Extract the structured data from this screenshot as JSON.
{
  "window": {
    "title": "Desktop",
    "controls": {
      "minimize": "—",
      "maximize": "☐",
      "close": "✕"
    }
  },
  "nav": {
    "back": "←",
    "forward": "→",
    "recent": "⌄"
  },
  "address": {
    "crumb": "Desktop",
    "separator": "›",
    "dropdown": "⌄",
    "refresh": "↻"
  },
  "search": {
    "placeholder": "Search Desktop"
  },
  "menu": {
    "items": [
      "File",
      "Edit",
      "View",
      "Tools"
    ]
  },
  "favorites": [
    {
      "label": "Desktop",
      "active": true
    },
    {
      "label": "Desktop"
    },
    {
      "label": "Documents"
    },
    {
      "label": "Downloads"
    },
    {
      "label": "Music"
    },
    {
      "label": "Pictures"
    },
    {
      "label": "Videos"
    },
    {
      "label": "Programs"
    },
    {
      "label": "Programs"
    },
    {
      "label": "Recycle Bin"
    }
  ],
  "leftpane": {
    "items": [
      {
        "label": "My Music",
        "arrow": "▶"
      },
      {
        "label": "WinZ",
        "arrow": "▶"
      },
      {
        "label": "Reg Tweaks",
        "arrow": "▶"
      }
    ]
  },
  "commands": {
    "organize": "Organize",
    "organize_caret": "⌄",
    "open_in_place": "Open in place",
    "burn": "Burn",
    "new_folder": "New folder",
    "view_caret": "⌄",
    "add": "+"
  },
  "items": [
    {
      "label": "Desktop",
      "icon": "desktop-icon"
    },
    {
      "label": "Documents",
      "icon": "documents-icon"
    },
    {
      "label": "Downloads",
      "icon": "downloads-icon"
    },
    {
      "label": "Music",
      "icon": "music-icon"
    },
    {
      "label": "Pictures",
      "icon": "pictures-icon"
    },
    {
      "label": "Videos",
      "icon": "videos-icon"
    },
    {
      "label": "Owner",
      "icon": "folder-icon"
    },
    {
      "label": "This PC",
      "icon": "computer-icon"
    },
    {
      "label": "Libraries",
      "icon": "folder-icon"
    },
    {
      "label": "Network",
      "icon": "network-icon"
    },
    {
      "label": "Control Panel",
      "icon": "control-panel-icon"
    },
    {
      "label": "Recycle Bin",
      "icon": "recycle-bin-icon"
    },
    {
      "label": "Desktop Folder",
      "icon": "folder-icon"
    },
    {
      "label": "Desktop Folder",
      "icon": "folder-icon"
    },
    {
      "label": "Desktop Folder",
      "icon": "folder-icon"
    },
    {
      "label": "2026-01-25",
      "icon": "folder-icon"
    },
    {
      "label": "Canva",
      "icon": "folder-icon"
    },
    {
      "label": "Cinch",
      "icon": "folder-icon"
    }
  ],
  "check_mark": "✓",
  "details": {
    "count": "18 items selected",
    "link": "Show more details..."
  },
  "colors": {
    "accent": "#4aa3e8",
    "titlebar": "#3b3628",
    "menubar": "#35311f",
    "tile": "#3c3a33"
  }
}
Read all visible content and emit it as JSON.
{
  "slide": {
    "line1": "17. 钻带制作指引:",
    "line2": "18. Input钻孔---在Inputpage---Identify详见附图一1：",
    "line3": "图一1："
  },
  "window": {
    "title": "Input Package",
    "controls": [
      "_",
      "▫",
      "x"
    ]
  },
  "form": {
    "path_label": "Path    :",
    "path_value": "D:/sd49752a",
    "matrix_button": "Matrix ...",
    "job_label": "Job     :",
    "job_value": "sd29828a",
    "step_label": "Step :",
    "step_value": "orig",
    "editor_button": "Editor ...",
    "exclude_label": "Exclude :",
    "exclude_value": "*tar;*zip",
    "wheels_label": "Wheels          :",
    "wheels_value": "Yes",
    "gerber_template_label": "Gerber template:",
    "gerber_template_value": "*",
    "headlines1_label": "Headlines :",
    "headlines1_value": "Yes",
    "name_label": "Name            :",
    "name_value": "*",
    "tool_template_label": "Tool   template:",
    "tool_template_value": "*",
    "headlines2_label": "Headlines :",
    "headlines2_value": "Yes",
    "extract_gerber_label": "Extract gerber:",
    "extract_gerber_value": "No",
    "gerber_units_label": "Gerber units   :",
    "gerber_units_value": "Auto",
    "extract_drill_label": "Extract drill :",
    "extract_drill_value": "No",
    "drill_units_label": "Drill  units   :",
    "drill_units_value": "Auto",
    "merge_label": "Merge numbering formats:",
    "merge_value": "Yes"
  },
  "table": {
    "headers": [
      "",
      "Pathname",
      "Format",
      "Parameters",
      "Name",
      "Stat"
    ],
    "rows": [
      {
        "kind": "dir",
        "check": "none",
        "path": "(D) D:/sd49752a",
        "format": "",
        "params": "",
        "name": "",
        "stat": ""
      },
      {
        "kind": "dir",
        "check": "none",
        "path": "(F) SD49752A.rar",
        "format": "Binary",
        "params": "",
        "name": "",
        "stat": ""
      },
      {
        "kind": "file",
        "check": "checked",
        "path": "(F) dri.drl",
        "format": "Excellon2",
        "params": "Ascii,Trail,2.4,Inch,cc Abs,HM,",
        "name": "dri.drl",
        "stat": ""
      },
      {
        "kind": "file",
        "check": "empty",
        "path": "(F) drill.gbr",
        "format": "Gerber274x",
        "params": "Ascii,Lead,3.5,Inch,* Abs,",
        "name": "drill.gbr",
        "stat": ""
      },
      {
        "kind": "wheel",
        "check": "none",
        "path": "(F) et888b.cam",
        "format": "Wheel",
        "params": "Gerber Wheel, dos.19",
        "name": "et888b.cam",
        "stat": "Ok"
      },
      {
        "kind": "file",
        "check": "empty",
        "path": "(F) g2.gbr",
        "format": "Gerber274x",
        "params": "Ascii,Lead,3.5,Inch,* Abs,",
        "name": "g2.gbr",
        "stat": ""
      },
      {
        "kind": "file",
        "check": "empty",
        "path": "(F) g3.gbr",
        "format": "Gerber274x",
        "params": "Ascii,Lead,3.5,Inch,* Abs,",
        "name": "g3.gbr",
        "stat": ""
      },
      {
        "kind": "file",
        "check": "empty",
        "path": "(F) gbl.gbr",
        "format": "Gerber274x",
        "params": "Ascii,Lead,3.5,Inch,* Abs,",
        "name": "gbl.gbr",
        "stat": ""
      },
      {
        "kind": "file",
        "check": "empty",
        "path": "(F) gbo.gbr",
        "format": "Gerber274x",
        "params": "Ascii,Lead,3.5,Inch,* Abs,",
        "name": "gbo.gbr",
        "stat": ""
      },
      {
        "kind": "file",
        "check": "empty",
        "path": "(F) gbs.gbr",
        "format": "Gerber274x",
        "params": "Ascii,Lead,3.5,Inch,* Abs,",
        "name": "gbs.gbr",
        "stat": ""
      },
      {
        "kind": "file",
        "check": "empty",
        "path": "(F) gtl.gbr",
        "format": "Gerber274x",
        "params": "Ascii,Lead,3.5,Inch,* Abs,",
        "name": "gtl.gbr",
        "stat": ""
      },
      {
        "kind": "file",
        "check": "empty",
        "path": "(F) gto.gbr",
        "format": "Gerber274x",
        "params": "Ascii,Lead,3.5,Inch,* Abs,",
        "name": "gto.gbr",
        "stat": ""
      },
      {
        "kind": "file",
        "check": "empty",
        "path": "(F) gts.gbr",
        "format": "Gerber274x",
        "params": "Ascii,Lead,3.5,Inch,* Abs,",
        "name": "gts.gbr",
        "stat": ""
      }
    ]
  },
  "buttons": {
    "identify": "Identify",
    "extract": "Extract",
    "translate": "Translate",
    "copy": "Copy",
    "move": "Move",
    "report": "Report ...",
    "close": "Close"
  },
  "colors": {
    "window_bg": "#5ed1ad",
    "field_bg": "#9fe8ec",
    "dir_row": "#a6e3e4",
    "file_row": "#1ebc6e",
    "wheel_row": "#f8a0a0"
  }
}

★ ★ ★ ★

## Exercise goal:
Write out every record shown above, word for word.

## Exercise response:
Extract the structured data from this screenshot as JSON.
{
  "window": {
    "title": "Desktop",
    "controls": {
      "minimize": "—",
      "maximize": "☐",
      "close": "✕"
    }
  },
  "nav": {
    "back": "←",
    "forward": "→",
    "recent": "⌄"
  },
  "address": {
    "crumb": "Desktop",
    "separator": "›",
    "dropdown": "⌄",
    "refresh": "↻"
  },
  "search": {
    "placeholder": "Search Desktop"
  },
  "menu": {
    "items": [
      "File",
      "Edit",
      "View",
      "Tools"
    ]
  },
  "favorites": [
    {
      "label": "Desktop",
      "active": true
    },
    {
      "label": "Desktop"
    },
    {
      "label": "Documents"
    },
    {
      "label": "Downloads"
    },
    {
      "label": "Music"
    },
    {
      "label": "Pictures"
    },
    {
      "label": "Videos"
    },
    {
      "label": "Programs"
    },
    {
      "label": "Programs"
    },
    {
      "label": "Recycle Bin"
    }
  ],
  "leftpane": {
    "items": [
      {
        "label": "My Music",
        "arrow": "▶"
      },
      {
        "label": "WinZ",
        "arrow": "▶"
      },
      {
        "label": "Reg Tweaks",
        "arrow": "▶"
      }
    ]
  },
  "commands": {
    "organize": "Organize",
    "organize_caret": "⌄",
    "open_in_place": "Open in place",
    "burn": "Burn",
    "new_folder": "New folder",
    "view_caret": "⌄",
    "add": "+"
  },
  "items": [
    {
      "label": "Desktop",
      "icon": "desktop-icon"
    },
    {
      "label": "Documents",
      "icon": "documents-icon"
    },
    {
      "label": "Downloads",
      "icon": "downloads-icon"
    },
    {
      "label": "Music",
      "icon": "music-icon"
    },
    {
      "label": "Pictures",
      "icon": "pictures-icon"
    },
    {
      "label": "Videos",
      "icon": "videos-icon"
    },
    {
      "label": "Owner",
      "icon": "folder-icon"
    },
    {
      "label": "This PC",
      "icon": "computer-icon"
    },
    {
      "label": "Libraries",
      "icon": "folder-icon"
    },
    {
      "label": "Network",
      "icon": "network-icon"
    },
    {
      "label": "Control Panel",
      "icon": "control-panel-icon"
    },
    {
      "label": "Recycle Bin",
      "icon": "recycle-bin-icon"
    },
    {
      "label": "Desktop Folder",
      "icon": "folder-icon"
    },
    {
      "label": "Desktop Folder",
      "icon": "folder-icon"
    },
    {
      "label": "Desktop Folder",
      "icon": "folder-icon"
    },
    {
      "label": "2026-01-25",
      "icon": "folder-icon"
    },
    {
      "label": "Canva",
      "icon": "folder-icon"
    },
    {
      "label": "Cinch",
      "icon": "folder-icon"
    }
  ],
  "check_mark": "✓",
  "details": {
    "count": "18 items selected",
    "link": "Show more details..."
  },
  "colors": {
    "accent": "#4aa3e8",
    "titlebar": "#3b3628",
    "menubar": "#35311f",
    "tile": "#3c3a33"
  }
}
Read all visible content and emit it as JSON.
{
  "slide": {
    "line1": "17. 钻带制作指引:",
    "line2": "18. Input钻孔---在Inputpage---Identify详见附图一1：",
    "line3": "图一1："
  },
  "window": {
    "title": "Input Package",
    "controls": [
      "_",
      "▫",
      "x"
    ]
  },
  "form": {
    "path_label": "Path    :",
    "path_value": "D:/sd49752a",
    "matrix_button": "Matrix ...",
    "job_label": "Job     :",
    "job_value": "sd29828a",
    "step_label": "Step :",
    "step_value": "orig",
    "editor_button": "Editor ...",
    "exclude_label": "Exclude :",
    "exclude_value": "*tar;*zip",
    "wheels_label": "Wheels          :",
    "wheels_value": "Yes",
    "gerber_template_label": "Gerber template:",
    "gerber_template_value": "*",
    "headlines1_label": "Headlines :",
    "headlines1_value": "Yes",
    "name_label": "Name            :",
    "name_value": "*",
    "tool_template_label": "Tool   template:",
    "tool_template_value": "*",
    "headlines2_label": "Headlines :",
    "headlines2_value": "Yes",
    "extract_gerber_label": "Extract gerber:",
    "extract_gerber_value": "No",
    "gerber_units_label": "Gerber units   :",
    "gerber_units_value": "Auto",
    "extract_drill_label": "Extract drill :",
    "extract_drill_value": "No",
    "drill_units_label": "Drill  units   :",
    "drill_units_value": "Auto",
    "merge_label": "Merge numbering formats:",
    "merge_value": "Yes"
  },
  "table": {
    "headers": [
      "",
      "Pathname",
      "Format",
      "Parameters",
      "Name",
      "Stat"
    ],
    "rows": [
      {
        "kind": "dir",
        "check": "none",
        "path": "(D) D:/sd49752a",
        "format": "",
        "params": "",
        "name": "",
        "stat": ""
      },
      {
        "kind": "dir",
        "check": "none",
        "path": "(F) SD49752A.rar",
        "format": "Binary",
        "params": "",
        "name": "",
        "stat": ""
      },
      {
        "kind": "file",
        "check": "checked",
        "path": "(F) dri.drl",
        "format": "Excellon2",
        "params": "Ascii,Trail,2.4,Inch,cc Abs,HM,",
        "name": "dri.drl",
        "stat": ""
      },
      {
        "kind": "file",
        "check": "empty",
        "path": "(F) drill.gbr",
        "format": "Gerber274x",
        "params": "Ascii,Lead,3.5,Inch,* Abs,",
        "name": "drill.gbr",
        "stat": ""
      },
      {
        "kind": "wheel",
        "check": "none",
        "path": "(F) et888b.cam",
        "format": "Wheel",
        "params": "Gerber Wheel, dos.19",
        "name": "et888b.cam",
        "stat": "Ok"
      },
      {
        "kind": "file",
        "check": "empty",
        "path": "(F) g2.gbr",
        "format": "Gerber274x",
        "params": "Ascii,Lead,3.5,Inch,* Abs,",
        "name": "g2.gbr",
        "stat": ""
      },
      {
        "kind": "file",
        "check": "empty",
        "path": "(F) g3.gbr",
        "format": "Gerber274x",
        "params": "Ascii,Lead,3.5,Inch,* Abs,",
        "name": "g3.gbr",
        "stat": ""
      },
      {
        "kind": "file",
        "check": "empty",
        "path": "(F) gbl.gbr",
        "format": "Gerber274x",
        "params": "Ascii,Lead,3.5,Inch,* Abs,",
        "name": "gbl.gbr",
        "stat": ""
      },
      {
        "kind": "file",
        "check": "empty",
        "path": "(F) gbo.gbr",
        "format": "Gerber274x",
        "params": "Ascii,Lead,3.5,Inch,* Abs,",
        "name": "gbo.gbr",
        "stat": ""
      },
      {
        "kind": "file",
        "check": "empty",
        "path": "(F) gbs.gbr",
        "format": "Gerber274x",
        "params": "Ascii,Lead,3.5,Inch,* Abs,",
        "name": "gbs.gbr",
        "stat": ""
      },
      {
        "kind": "file",
        "check": "empty",
        "path": "(F) gtl.gbr",
        "format": "Gerber274x",
        "params": "Ascii,Lead,3.5,Inch,* Abs,",
        "name": "gtl.gbr",
        "stat": ""
      },
      {
        "kind": "file",
        "check": "empty",
        "path": "(F) gto.gbr",
        "format": "Gerber274x",
        "params": "Ascii,Lead,3.5,Inch,* Abs,",
        "name": "gto.gbr",
        "stat": ""
      },
      {
        "kind": "file",
        "check": "empty",
        "path": "(F) gts.gbr",
        "format": "Gerber274x",
        "params": "Ascii,Lead,3.5,Inch,* Abs,",
        "name": "gts.gbr",
        "stat": ""
      }
    ]
  },
  "buttons": {
    "identify": "Identify",
    "extract": "Extract",
    "translate": "Translate",
    "copy": "Copy",
    "move": "Move",
    "report": "Report ...",
    "close": "Close"
  },
  "colors": {
    "window_bg": "#5ed1ad",
    "field_bg": "#9fe8ec",
    "dir_row": "#a6e3e4",
    "file_row": "#1ebc6e",
    "wheel_row": "#f8a0a0"
  }
}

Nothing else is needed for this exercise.